→ **Extract to read**:
════════════════

I don’t really want to keep on with this theme. Advent is not to be about grimness - and certainly Christmas isn’t. As someone I know pointed out, this 3rd Sunday of Advent is Gaudete Sunday, so it’s about joy! It gets the name Gaudete from the verse of Scripture with which today’s service traditionally begins: “Rejoice in the Lord always, and again I say rejoice.” Someone else pointed out, “the problem with Christians is that so often they don’t look that redeemed.” Christians who look miserable… St. James in today’s New Testament reading has to warn the readers of the letter he wrote to them, “Beloved, do not grumble against one another…” Cheer up!
But we can’t escape the realities. If only we could follow the suggestion that we “give half the presents but double the love.”
Seeing God’s love put into effect is something we need for every day… The prophet Isaiah writes for a people who lose their nationhood, defeated in war and so many of them carried into exile in Babylon. Their plight cannot be denied, but the prophet affirms that there is hope and there will be restoration. The wilderness is a reality, but “the desert shall rejoice and blossom.” There are those who know that their hands are weak and their knees feeble, but they will be strengthened. And God will ransom his people, and bring them back to what is truly theirs. The whole of that 35th chapter of Isaiah is something we can meditate on when we are feeling down or depressed.

════════════════

→ **Tasks to complete**:
1. List every passage the Advent reflection sets in quotation marks.
2. Write out everything in the Advent reflection from "Seeing God’s love" down to "down or depressed.".
The lines have nothing to do with the work on the Advent reflection.

════════════════

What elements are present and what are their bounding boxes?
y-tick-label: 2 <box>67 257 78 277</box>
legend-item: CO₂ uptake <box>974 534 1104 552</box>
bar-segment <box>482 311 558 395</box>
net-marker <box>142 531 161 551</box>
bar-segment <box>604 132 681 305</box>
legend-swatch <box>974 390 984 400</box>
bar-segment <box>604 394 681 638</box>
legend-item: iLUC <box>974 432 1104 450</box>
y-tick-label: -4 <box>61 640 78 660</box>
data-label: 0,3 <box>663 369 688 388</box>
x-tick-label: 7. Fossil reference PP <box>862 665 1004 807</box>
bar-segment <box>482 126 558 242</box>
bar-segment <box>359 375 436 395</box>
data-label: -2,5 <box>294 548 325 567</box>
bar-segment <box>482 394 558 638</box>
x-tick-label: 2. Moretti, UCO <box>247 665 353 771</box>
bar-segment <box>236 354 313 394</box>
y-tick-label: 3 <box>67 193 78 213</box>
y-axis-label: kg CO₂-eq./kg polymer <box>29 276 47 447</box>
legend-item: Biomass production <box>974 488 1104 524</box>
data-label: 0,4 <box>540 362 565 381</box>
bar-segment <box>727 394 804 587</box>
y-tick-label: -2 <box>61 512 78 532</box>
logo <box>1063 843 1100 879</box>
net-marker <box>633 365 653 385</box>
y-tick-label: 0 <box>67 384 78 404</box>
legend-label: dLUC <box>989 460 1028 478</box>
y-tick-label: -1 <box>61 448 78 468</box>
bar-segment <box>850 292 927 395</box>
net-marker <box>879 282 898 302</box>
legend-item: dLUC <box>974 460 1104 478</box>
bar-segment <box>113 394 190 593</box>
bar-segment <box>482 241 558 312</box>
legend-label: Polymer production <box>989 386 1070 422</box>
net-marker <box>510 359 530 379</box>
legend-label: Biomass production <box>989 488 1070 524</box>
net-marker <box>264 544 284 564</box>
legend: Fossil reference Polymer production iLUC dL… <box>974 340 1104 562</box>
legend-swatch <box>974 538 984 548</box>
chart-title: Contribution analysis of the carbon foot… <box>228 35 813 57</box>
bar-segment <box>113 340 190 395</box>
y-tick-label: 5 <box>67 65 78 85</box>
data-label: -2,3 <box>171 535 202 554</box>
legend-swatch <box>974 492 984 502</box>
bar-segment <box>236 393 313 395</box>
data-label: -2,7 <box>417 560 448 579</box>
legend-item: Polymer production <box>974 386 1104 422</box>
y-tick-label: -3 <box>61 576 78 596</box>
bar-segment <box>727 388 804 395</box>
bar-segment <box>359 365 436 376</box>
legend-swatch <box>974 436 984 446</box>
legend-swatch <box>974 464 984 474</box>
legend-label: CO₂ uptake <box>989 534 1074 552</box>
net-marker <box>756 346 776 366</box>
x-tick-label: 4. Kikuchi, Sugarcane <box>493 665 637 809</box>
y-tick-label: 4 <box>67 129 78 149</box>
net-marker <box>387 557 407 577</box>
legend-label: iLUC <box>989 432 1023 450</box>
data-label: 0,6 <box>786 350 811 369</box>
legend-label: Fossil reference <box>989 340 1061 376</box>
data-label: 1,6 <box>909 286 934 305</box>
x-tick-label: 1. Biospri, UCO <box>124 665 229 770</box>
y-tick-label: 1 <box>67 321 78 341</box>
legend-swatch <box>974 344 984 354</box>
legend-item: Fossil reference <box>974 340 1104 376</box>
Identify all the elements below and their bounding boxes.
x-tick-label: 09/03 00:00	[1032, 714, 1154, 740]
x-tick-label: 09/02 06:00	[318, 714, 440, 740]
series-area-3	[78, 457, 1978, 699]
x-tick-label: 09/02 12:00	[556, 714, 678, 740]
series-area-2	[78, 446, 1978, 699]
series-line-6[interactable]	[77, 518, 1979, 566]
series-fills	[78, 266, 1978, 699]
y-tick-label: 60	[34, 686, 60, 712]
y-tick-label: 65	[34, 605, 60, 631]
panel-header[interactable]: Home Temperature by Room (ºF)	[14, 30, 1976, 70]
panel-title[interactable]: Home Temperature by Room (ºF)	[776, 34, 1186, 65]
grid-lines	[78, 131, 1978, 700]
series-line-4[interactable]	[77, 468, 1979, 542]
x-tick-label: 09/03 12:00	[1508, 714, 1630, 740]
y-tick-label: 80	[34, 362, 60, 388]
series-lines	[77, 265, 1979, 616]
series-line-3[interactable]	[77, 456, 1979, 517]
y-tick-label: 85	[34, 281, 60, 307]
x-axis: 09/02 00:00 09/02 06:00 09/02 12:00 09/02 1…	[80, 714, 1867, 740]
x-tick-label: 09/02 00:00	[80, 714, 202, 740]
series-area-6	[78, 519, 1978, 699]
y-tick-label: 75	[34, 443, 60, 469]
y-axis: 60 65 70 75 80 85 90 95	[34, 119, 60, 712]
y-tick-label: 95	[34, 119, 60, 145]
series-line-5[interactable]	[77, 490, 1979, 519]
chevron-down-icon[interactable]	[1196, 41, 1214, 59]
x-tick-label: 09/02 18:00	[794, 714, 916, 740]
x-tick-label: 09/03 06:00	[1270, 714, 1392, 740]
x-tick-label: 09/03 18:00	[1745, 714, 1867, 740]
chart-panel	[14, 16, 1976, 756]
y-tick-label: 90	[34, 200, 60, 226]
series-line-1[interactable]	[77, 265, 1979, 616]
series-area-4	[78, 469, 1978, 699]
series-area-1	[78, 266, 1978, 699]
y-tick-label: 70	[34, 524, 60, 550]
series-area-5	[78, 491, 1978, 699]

════════════════

→ **Answers for the exercise**:
1.
- Rejoice in the Lord always, and again I say rejoice.
- the problem with Christians is that so often they don’t look that redeemed.
- Beloved, do not grumble against one another…
- give half the presents but double the love.
- the desert shall rejoice and blossom.

2.
Seeing God’s love put into effect is something we need for every day… The prophet Isaiah writes for a people who lose their nationhood, defeated in war and so many of them carried into exile in Babylon. Their plight cannot be denied, but the prophet affirms that there is hope and there will be restoration. The wilderness is a reality, but “the desert shall rejoice and blossom.” There are those who know that their hands are weak and their knees feeble, but they will be strengthened. And God will ransom his people, and bring them back to what is truly theirs. The whole of that 35th chapter of Isaiah is something we can meditate on when we are feeling down or depressed.